* Set exercise
Please reproduce verbatim the lines of the data below, from the line with "minimize-button[interactable]: ▁: [887, 4, 903, 18]" to the line with "title-underline: [15, 101, 283, 102]", both included.

= = = = =

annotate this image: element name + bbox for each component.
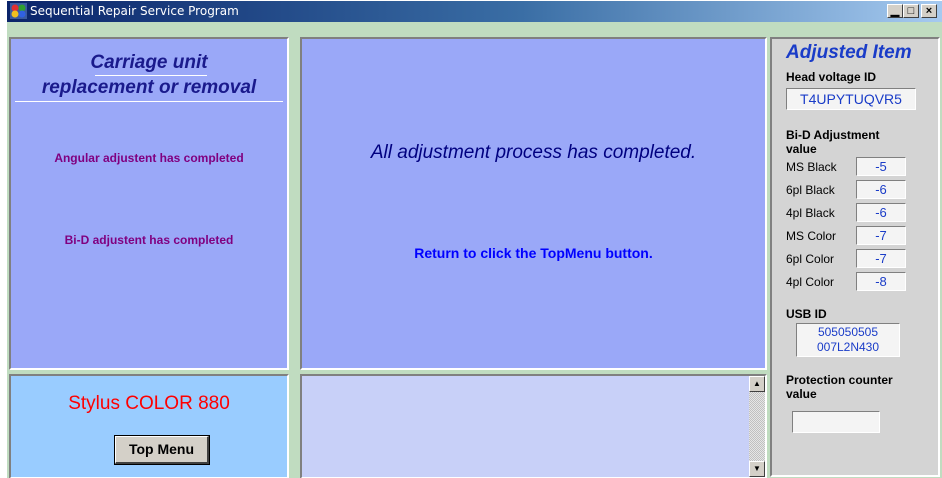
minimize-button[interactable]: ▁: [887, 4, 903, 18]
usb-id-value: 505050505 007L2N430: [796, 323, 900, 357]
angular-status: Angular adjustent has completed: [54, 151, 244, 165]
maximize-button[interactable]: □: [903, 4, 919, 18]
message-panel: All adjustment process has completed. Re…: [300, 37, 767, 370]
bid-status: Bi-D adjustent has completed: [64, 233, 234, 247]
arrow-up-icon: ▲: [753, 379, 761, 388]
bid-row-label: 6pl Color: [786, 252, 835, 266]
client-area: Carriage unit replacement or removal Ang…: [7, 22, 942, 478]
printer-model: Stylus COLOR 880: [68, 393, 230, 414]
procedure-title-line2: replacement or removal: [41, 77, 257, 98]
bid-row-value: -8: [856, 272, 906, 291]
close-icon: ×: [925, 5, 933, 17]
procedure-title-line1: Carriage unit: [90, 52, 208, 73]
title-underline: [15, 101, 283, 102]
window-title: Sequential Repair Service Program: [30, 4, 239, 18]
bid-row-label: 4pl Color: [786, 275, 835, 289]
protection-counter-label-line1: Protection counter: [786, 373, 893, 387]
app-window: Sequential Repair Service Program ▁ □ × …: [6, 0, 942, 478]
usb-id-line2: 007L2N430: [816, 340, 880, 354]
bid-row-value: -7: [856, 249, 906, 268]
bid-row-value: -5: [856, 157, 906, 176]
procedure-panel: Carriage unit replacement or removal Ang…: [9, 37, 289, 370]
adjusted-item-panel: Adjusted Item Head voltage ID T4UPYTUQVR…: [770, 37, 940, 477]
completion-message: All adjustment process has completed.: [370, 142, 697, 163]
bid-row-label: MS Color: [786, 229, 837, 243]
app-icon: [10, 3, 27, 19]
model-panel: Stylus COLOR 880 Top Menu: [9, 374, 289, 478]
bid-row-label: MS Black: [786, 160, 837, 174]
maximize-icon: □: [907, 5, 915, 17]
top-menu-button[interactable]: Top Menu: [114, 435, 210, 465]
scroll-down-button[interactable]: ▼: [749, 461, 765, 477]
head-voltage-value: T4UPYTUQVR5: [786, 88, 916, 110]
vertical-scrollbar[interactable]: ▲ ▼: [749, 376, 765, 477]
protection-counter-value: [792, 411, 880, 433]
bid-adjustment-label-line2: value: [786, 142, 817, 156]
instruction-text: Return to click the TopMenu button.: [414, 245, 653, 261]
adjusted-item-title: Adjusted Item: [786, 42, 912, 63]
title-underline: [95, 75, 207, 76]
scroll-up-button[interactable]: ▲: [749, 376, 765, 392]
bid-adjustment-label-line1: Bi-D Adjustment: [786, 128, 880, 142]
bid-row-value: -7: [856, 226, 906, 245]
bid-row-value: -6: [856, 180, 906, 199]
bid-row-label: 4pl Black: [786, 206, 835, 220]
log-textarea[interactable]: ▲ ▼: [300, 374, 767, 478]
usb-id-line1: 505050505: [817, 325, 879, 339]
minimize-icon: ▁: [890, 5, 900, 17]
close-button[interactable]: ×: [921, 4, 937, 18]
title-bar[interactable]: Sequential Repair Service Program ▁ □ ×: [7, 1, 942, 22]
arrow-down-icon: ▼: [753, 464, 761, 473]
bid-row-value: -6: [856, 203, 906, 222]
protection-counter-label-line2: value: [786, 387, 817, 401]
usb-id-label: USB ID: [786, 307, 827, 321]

= = = = =

* Result
minimize-button[interactable]: ▁: [887, 4, 903, 18]
usb-id-value: 505050505 007L2N430: [796, 323, 900, 357]
angular-status: Angular adjustent has completed: [54, 151, 244, 165]
maximize-button[interactable]: □: [903, 4, 919, 18]
message-panel: All adjustment process has completed. Re…: [300, 37, 767, 370]
bid-status: Bi-D adjustent has completed: [64, 233, 234, 247]
arrow-up-icon: ▲: [753, 379, 761, 388]
bid-row-label: 6pl Color: [786, 252, 835, 266]
client-area: Carriage unit replacement or removal Ang…: [7, 22, 942, 478]
printer-model: Stylus COLOR 880: [68, 393, 230, 414]
procedure-title-line2: replacement or removal: [41, 77, 257, 98]
bid-row-value: -8: [856, 272, 906, 291]
close-icon: ×: [925, 5, 933, 17]
procedure-title-line1: Carriage unit: [90, 52, 208, 73]
title-underline: [15, 101, 283, 102]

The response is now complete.